--- Start SUPPLIED RECORDS ---

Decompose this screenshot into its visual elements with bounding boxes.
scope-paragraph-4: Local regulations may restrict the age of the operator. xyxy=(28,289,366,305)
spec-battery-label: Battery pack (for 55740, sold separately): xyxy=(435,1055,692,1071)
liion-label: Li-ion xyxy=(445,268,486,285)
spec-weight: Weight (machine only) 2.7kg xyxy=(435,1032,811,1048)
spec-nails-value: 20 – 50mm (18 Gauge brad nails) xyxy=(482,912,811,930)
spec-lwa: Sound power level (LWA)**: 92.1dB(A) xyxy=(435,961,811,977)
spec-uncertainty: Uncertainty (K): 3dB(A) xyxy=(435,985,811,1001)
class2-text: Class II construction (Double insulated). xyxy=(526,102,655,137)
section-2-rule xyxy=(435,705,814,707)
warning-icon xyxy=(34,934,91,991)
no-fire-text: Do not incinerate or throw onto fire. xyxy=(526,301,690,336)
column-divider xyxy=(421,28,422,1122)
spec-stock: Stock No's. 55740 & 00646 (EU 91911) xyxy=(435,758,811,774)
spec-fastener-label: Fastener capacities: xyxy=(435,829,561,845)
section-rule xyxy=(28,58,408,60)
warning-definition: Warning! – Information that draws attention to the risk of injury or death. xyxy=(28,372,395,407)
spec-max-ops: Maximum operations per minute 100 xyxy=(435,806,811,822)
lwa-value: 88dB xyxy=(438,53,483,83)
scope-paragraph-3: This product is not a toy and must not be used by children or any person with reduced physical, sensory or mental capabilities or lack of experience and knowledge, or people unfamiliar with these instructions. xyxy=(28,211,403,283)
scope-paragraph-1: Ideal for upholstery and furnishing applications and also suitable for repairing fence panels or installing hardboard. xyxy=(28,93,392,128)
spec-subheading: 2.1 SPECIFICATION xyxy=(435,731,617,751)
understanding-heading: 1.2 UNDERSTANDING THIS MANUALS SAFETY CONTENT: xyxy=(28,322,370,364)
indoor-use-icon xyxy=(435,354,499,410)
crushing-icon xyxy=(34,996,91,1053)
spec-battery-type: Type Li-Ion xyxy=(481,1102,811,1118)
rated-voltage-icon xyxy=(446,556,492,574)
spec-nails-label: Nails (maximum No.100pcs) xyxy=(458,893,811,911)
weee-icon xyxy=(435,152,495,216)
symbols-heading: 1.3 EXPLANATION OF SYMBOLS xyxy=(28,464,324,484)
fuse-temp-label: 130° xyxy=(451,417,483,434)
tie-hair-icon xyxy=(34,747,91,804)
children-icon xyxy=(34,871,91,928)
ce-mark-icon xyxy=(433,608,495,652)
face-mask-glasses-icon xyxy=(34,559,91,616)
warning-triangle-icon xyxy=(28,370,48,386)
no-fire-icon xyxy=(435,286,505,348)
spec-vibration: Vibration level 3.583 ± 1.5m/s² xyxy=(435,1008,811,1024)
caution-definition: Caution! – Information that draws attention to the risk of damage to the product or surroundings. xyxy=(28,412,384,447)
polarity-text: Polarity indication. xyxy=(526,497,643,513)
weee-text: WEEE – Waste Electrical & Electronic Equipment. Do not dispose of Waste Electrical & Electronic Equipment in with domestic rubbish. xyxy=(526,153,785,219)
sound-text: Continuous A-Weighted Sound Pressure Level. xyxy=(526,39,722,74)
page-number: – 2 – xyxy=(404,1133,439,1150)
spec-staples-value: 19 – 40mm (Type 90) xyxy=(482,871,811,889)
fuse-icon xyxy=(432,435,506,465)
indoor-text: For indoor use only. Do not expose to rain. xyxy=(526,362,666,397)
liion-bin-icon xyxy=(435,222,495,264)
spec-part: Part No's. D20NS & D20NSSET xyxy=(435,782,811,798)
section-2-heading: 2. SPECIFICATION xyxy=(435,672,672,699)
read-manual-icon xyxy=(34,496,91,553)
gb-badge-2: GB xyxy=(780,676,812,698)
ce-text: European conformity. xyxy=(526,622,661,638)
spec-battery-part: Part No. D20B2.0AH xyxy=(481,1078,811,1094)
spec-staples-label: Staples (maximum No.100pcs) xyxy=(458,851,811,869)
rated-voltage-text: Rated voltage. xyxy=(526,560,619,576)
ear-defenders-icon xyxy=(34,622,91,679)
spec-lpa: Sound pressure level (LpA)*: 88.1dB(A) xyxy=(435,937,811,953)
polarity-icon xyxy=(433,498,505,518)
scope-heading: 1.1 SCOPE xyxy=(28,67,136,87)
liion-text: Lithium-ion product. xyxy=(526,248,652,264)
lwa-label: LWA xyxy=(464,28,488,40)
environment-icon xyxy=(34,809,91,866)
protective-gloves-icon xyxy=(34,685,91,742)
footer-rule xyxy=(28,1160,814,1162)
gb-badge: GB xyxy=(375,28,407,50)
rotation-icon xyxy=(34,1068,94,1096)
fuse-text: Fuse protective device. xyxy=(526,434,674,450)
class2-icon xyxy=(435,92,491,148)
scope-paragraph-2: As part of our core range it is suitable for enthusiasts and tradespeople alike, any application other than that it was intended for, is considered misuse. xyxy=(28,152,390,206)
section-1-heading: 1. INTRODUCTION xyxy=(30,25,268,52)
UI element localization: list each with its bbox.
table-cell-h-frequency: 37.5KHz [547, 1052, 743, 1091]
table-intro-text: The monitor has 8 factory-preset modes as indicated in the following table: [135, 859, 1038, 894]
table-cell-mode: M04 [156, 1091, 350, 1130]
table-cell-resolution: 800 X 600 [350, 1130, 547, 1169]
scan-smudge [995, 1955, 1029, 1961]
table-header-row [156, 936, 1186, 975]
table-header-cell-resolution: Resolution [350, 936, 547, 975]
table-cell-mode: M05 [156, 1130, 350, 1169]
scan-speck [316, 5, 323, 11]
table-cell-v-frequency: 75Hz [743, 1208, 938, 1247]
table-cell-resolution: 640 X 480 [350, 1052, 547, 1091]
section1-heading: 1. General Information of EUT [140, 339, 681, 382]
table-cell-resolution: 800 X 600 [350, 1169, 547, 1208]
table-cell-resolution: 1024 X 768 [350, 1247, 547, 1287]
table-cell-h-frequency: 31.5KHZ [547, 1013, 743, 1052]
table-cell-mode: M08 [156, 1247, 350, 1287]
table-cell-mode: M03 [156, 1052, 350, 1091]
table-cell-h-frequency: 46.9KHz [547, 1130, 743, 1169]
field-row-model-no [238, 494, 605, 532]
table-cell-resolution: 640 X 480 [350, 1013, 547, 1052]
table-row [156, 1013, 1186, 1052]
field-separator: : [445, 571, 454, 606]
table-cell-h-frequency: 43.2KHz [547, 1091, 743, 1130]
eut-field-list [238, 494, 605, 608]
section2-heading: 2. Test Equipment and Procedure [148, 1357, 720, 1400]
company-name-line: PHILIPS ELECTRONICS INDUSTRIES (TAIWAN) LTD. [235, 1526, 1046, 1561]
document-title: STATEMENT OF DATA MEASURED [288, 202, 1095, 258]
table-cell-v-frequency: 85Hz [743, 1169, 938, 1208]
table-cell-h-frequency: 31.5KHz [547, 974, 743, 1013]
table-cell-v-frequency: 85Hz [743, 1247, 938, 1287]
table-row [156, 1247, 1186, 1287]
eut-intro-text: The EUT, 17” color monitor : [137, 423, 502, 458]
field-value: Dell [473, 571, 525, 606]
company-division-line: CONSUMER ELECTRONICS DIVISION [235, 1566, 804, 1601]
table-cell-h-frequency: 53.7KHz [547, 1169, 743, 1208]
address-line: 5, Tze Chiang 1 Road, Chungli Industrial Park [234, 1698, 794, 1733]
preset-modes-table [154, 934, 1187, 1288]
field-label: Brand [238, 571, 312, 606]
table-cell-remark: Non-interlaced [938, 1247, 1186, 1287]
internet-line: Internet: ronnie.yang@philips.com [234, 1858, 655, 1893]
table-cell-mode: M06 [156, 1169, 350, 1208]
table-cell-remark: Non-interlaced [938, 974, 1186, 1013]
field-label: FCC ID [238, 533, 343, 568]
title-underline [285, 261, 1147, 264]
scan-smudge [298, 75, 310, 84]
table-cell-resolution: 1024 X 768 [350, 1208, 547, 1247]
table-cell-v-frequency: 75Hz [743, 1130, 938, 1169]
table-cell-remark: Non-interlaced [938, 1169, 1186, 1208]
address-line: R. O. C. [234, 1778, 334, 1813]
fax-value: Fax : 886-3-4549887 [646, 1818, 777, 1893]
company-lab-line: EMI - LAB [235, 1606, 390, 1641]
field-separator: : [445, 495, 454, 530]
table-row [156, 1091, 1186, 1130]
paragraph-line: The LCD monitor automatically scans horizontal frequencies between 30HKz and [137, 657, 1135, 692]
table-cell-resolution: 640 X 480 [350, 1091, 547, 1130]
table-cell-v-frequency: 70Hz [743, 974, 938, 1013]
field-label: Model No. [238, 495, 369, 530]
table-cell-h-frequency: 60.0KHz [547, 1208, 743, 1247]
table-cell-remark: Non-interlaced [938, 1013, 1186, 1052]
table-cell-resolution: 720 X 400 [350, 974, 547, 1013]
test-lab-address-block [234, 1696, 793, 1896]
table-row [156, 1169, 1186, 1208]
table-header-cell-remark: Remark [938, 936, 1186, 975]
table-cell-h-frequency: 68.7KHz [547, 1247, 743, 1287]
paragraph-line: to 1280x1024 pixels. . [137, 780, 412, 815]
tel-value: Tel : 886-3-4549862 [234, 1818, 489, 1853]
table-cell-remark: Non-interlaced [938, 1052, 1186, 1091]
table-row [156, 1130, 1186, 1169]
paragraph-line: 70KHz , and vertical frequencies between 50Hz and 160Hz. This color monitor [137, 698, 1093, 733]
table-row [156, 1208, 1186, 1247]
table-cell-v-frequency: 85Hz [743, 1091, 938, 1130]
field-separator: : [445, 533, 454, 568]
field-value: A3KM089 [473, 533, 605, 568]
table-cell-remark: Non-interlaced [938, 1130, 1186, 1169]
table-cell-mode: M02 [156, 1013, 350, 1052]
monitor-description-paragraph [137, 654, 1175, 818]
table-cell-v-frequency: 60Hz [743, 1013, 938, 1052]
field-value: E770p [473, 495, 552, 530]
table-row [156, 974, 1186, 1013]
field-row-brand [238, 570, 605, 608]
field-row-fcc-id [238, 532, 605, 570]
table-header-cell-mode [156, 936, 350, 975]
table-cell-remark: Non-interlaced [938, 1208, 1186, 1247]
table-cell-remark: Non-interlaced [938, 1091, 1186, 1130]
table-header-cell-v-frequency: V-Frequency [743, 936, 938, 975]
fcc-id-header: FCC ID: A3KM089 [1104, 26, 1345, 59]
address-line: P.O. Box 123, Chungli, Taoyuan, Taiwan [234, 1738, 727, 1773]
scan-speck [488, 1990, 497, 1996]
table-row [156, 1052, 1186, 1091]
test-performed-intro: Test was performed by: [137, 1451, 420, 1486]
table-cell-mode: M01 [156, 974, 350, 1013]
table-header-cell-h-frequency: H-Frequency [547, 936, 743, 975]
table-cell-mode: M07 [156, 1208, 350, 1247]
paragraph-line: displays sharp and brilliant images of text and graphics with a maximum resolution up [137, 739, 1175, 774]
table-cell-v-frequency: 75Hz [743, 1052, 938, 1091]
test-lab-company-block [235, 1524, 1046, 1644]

--- End SUPPLIED RECORDS ---

TO BE DONE ::
Reproduce the entries word for word, beginning with the first line and stopping after the line that contains "spec-battery-label: Battery pack".

RESULT ::
Decompose this screenshot into its visual elements with bounding boxes.
scope-paragraph-4: Local regulations may restrict the age of the operator. xyxy=(28,289,366,305)
spec-battery-label: Battery pack (for 55740, sold separately): xyxy=(435,1055,692,1071)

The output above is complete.